- **SHORT PROBLEM**
Type out every line below exactly as it reads.

- **ENTRIES**
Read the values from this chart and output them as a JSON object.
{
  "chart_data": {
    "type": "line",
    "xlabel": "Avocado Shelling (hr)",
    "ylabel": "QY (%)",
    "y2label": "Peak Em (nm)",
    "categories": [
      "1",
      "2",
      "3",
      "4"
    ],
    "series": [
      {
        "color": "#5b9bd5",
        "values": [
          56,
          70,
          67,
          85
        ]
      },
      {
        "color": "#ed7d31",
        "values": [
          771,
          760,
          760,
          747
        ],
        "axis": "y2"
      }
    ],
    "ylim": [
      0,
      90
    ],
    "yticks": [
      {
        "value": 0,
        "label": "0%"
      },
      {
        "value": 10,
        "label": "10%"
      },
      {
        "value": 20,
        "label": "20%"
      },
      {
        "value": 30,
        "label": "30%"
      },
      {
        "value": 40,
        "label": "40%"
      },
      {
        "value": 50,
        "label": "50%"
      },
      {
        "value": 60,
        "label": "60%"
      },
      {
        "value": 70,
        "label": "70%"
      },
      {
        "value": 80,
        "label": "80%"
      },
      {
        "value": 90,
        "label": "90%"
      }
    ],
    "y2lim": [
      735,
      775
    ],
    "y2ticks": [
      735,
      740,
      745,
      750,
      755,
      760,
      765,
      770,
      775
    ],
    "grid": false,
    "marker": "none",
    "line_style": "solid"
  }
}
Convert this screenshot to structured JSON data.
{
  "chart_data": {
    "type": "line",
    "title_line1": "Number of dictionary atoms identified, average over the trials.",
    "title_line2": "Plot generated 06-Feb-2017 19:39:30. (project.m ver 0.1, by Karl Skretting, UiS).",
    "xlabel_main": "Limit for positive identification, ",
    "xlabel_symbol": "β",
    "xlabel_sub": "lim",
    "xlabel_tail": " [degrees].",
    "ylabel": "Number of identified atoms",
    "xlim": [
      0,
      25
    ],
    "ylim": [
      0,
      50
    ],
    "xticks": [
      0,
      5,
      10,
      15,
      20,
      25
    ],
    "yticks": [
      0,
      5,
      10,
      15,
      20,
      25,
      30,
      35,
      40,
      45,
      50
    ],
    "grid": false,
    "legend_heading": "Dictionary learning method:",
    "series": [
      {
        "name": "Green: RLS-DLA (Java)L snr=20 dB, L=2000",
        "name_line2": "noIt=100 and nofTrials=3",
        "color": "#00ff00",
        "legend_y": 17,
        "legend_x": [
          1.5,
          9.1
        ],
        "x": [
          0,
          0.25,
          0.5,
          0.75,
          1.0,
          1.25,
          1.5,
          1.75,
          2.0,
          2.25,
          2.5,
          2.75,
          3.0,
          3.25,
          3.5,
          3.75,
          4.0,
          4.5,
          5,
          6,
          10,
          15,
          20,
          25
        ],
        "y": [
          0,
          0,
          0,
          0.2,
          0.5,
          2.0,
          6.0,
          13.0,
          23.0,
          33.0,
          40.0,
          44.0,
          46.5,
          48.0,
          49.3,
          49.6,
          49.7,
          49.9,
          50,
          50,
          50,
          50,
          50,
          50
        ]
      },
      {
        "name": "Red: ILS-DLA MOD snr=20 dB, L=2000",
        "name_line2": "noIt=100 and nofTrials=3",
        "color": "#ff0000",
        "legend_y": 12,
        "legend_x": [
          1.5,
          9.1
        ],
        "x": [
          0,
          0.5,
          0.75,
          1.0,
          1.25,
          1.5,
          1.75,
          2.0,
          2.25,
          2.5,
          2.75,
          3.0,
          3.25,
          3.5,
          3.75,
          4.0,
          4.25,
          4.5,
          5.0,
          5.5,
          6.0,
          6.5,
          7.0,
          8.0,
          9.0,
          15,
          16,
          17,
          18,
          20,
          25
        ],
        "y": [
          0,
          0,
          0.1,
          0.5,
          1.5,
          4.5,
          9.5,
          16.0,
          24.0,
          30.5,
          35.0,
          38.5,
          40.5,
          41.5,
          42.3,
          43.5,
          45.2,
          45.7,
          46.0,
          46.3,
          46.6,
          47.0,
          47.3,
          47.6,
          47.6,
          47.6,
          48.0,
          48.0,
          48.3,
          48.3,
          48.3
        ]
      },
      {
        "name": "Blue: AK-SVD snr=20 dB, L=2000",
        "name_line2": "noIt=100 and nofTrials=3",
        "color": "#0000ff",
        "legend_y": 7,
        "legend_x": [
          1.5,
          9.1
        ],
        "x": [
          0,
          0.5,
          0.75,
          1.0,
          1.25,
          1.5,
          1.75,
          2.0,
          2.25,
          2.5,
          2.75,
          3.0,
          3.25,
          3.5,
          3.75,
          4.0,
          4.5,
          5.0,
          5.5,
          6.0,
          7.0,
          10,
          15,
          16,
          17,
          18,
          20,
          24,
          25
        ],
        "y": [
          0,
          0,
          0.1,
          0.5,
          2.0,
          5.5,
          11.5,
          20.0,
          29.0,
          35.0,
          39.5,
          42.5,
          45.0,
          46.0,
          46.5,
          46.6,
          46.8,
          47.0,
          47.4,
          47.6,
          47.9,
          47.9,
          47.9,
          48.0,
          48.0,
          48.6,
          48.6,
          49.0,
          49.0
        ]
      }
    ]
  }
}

- **WRITTEN SOLUTION**
Read the values from this chart and output them as a JSON object.
{
  "chart_data": {
    "type": "line",
    "xlabel": "Avocado Shelling (hr)",
    "ylabel": "QY (%)",
    "y2label": "Peak Em (nm)",
    "categories": [
      "1",
      "2",
      "3",
      "4"
    ],
    "series": [
      {
        "color": "#5b9bd5",
        "values": [
          56,
          70,
          67,
          85
        ]
      },
      {
        "color": "#ed7d31",
        "values": [
          771,
          760,
          760,
          747
        ],
        "axis": "y2"
      }
    ],
    "ylim": [
      0,
      90
    ],
    "yticks": [
      {
        "value": 0,
        "label": "0%"
      },
      {
        "value": 10,
        "label": "10%"
      },
      {
        "value": 20,
        "label": "20%"
      },
      {
        "value": 30,
        "label": "30%"
      },
      {
        "value": 40,
        "label": "40%"
      },
      {
        "value": 50,
        "label": "50%"
      },
      {
        "value": 60,
        "label": "60%"
      },
      {
        "value": 70,
        "label": "70%"
      },
      {
        "value": 80,
        "label": "80%"
      },
      {
        "value": 90,
        "label": "90%"
      }
    ],
    "y2lim": [
      735,
      775
    ],
    "y2ticks": [
      735,
      740,
      745,
      750,
      755,
      760,
      765,
      770,
      775
    ],
    "grid": false,
    "marker": "none",
    "line_style": "solid"
  }
}
Convert this screenshot to structured JSON data.
{
  "chart_data": {
    "type": "line",
    "title_line1": "Number of dictionary atoms identified, average over the trials.",
    "title_line2": "Plot generated 06-Feb-2017 19:39:30. (project.m ver 0.1, by Karl Skretting, UiS).",
    "xlabel_main": "Limit for positive identification, ",
    "xlabel_symbol": "β",
    "xlabel_sub": "lim",
    "xlabel_tail": " [degrees].",
    "ylabel": "Number of identified atoms",
    "xlim": [
      0,
      25
    ],
    "ylim": [
      0,
      50
    ],
    "xticks": [
      0,
      5,
      10,
      15,
      20,
      25
    ],
    "yticks": [
      0,
      5,
      10,
      15,
      20,
      25,
      30,
      35,
      40,
      45,
      50
    ],
    "grid": false,
    "legend_heading": "Dictionary learning method:",
    "series": [
      {
        "name": "Green: RLS-DLA (Java)L snr=20 dB, L=2000",
        "name_line2": "noIt=100 and nofTrials=3",
        "color": "#00ff00",
        "legend_y": 17,
        "legend_x": [
          1.5,
          9.1
        ],
        "x": [
          0,
          0.25,
          0.5,
          0.75,
          1.0,
          1.25,
          1.5,
          1.75,
          2.0,
          2.25,
          2.5,
          2.75,
          3.0,
          3.25,
          3.5,
          3.75,
          4.0,
          4.5,
          5,
          6,
          10,
          15,
          20,
          25
        ],
        "y": [
          0,
          0,
          0,
          0.2,
          0.5,
          2.0,
          6.0,
          13.0,
          23.0,
          33.0,
          40.0,
          44.0,
          46.5,
          48.0,
          49.3,
          49.6,
          49.7,
          49.9,
          50,
          50,
          50,
          50,
          50,
          50
        ]
      },
      {
        "name": "Red: ILS-DLA MOD snr=20 dB, L=2000",
        "name_line2": "noIt=100 and nofTrials=3",
        "color": "#ff0000",
        "legend_y": 12,
        "legend_x": [
          1.5,
          9.1
        ],
        "x": [
          0,
          0.5,
          0.75,
          1.0,
          1.25,
          1.5,
          1.75,
          2.0,
          2.25,
          2.5,
          2.75,
          3.0,
          3.25,
          3.5,
          3.75,
          4.0,
          4.25,
          4.5,
          5.0,
          5.5,
          6.0,
          6.5,
          7.0,
          8.0,
          9.0,
          15,
          16,
          17,
          18,
          20,
          25
        ],
        "y": [
          0,
          0,
          0.1,
          0.5,
          1.5,
          4.5,
          9.5,
          16.0,
          24.0,
          30.5,
          35.0,
          38.5,
          40.5,
          41.5,
          42.3,
          43.5,
          45.2,
          45.7,
          46.0,
          46.3,
          46.6,
          47.0,
          47.3,
          47.6,
          47.6,
          47.6,
          48.0,
          48.0,
          48.3,
          48.3,
          48.3
        ]
      },
      {
        "name": "Blue: AK-SVD snr=20 dB, L=2000",
        "name_line2": "noIt=100 and nofTrials=3",
        "color": "#0000ff",
        "legend_y": 7,
        "legend_x": [
          1.5,
          9.1
        ],
        "x": [
          0,
          0.5,
          0.75,
          1.0,
          1.25,
          1.5,
          1.75,
          2.0,
          2.25,
          2.5,
          2.75,
          3.0,
          3.25,
          3.5,
          3.75,
          4.0,
          4.5,
          5.0,
          5.5,
          6.0,
          7.0,
          10,
          15,
          16,
          17,
          18,
          20,
          24,
          25
        ],
        "y": [
          0,
          0,
          0.1,
          0.5,
          2.0,
          5.5,
          11.5,
          20.0,
          29.0,
          35.0,
          39.5,
          42.5,
          45.0,
          46.0,
          46.5,
          46.6,
          46.8,
          47.0,
          47.4,
          47.6,
          47.9,
          47.9,
          47.9,
          48.0,
          48.0,
          48.6,
          48.6,
          49.0,
          49.0
        ]
      }
    ]
  }
}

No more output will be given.